### WRITTEN TASK
Check each line below for "Schema" and report how many have it, nothing else.
-- start --
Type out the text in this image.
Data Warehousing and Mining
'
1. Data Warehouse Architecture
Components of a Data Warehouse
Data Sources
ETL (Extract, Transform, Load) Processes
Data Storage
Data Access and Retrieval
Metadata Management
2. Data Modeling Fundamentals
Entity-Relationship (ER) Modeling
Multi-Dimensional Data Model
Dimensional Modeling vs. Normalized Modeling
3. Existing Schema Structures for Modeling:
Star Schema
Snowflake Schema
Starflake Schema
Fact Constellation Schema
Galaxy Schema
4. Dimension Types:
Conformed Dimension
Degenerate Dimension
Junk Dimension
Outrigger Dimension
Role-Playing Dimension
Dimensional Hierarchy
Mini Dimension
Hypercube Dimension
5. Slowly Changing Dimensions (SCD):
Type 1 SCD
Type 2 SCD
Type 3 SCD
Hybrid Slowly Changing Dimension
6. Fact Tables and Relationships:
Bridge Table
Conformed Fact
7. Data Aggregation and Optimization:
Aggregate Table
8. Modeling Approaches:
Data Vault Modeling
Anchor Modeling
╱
-- end --
### ANSWER TO THIS TASK
6